OBJECTIVE » Please return the full listing below without altering anything.

THE INPUT »
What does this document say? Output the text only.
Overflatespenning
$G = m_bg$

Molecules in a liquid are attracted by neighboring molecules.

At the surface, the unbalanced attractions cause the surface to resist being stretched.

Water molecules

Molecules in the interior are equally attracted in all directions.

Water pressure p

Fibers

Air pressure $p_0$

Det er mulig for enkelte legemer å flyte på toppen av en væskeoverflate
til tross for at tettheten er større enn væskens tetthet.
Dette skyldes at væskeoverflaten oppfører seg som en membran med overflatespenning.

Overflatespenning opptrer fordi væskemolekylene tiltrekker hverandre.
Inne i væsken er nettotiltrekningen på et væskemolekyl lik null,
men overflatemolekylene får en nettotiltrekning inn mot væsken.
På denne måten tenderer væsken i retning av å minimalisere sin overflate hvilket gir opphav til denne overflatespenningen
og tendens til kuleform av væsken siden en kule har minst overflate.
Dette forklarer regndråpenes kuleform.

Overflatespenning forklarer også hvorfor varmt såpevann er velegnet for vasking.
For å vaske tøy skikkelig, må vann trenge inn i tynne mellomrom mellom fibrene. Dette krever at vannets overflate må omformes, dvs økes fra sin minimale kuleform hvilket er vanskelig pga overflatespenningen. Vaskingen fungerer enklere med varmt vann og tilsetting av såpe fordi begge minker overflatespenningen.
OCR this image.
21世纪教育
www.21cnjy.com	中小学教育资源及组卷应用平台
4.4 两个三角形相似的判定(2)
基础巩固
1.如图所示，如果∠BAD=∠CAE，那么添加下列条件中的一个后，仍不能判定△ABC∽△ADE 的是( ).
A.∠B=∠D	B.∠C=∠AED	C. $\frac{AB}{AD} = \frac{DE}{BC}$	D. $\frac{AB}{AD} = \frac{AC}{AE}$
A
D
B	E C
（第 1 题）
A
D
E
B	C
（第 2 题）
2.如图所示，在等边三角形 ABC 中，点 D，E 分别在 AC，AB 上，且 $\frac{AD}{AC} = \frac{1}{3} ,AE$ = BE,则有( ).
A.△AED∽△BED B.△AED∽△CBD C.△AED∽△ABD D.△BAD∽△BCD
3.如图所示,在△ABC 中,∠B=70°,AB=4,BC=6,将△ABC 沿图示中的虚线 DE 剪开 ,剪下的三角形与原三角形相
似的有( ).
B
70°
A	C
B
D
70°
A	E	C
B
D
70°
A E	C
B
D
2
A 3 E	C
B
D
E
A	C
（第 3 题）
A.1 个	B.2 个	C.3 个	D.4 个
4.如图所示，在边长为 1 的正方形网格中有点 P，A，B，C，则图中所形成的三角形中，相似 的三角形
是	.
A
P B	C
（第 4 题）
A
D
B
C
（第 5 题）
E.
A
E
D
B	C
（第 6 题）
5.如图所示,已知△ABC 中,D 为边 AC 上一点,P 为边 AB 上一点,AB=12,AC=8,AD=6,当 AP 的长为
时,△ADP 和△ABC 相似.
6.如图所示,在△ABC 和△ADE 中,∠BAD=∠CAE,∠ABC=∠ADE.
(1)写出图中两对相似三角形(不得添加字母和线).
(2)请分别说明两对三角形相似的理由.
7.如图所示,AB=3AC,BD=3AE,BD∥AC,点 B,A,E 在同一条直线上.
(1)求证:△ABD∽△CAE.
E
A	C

RESPONSE TO THE EXERCISE »
What does this document say? Output the text only.
Overflatespenning
$G = m_bg$

Molecules in a liquid are attracted by neighboring molecules.

At the surface, the unbalanced attractions cause the surface to resist being stretched.

Water molecules

Molecules in the interior are equally attracted in all directions.

Water pressure p

Fibers

Air pressure $p_0$

Det er mulig for enkelte legemer å flyte på toppen av en væskeoverflate
til tross for at tettheten er større enn væskens tetthet.
Dette skyldes at væskeoverflaten oppfører seg som en membran med overflatespenning.

Overflatespenning opptrer fordi væskemolekylene tiltrekker hverandre.
Inne i væsken er nettotiltrekningen på et væskemolekyl lik null,
men overflatemolekylene får en nettotiltrekning inn mot væsken.
På denne måten tenderer væsken i retning av å minimalisere sin overflate hvilket gir opphav til denne overflatespenningen
og tendens til kuleform av væsken siden en kule har minst overflate.
Dette forklarer regndråpenes kuleform.

Overflatespenning forklarer også hvorfor varmt såpevann er velegnet for vasking.
For å vaske tøy skikkelig, må vann trenge inn i tynne mellomrom mellom fibrene. Dette krever at vannets overflate må omformes, dvs økes fra sin minimale kuleform hvilket er vanskelig pga overflatespenningen. Vaskingen fungerer enklere med varmt vann og tilsetting av såpe fordi begge minker overflatespenningen.
OCR this image.
21世纪教育
www.21cnjy.com	中小学教育资源及组卷应用平台
4.4 两个三角形相似的判定(2)
基础巩固
1.如图所示，如果∠BAD=∠CAE，那么添加下列条件中的一个后，仍不能判定△ABC∽△ADE 的是( ).
A.∠B=∠D	B.∠C=∠AED	C. $\frac{AB}{AD} = \frac{DE}{BC}$	D. $\frac{AB}{AD} = \frac{AC}{AE}$
A
D
B	E C
（第 1 题）
A
D
E
B	C
（第 2 题）
2.如图所示，在等边三角形 ABC 中，点 D，E 分别在 AC，AB 上，且 $\frac{AD}{AC} = \frac{1}{3} ,AE$ = BE,则有( ).
A.△AED∽△BED B.△AED∽△CBD C.△AED∽△ABD D.△BAD∽△BCD
3.如图所示,在△ABC 中,∠B=70°,AB=4,BC=6,将△ABC 沿图示中的虚线 DE 剪开 ,剪下的三角形与原三角形相
似的有( ).
B
70°
A	C
B
D
70°
A	E	C
B
D
70°
A E	C
B
D
2
A 3 E	C
B
D
E
A	C
（第 3 题）
A.1 个	B.2 个	C.3 个	D.4 个
4.如图所示，在边长为 1 的正方形网格中有点 P，A，B，C，则图中所形成的三角形中，相似 的三角形
是	.
A
P B	C
（第 4 题）
A
D
B
C
（第 5 题）
E.
A
E
D
B	C
（第 6 题）
5.如图所示,已知△ABC 中,D 为边 AC 上一点,P 为边 AB 上一点,AB=12,AC=8,AD=6,当 AP 的长为
时,△ADP 和△ABC 相似.
6.如图所示,在△ABC 和△ADE 中,∠BAD=∠CAE,∠ABC=∠ADE.
(1)写出图中两对相似三角形(不得添加字母和线).
(2)请分别说明两对三角形相似的理由.
7.如图所示,AB=3AC,BD=3AE,BD∥AC,点 B,A,E 在同一条直线上.
(1)求证:△ABD∽△CAE.
E
A	C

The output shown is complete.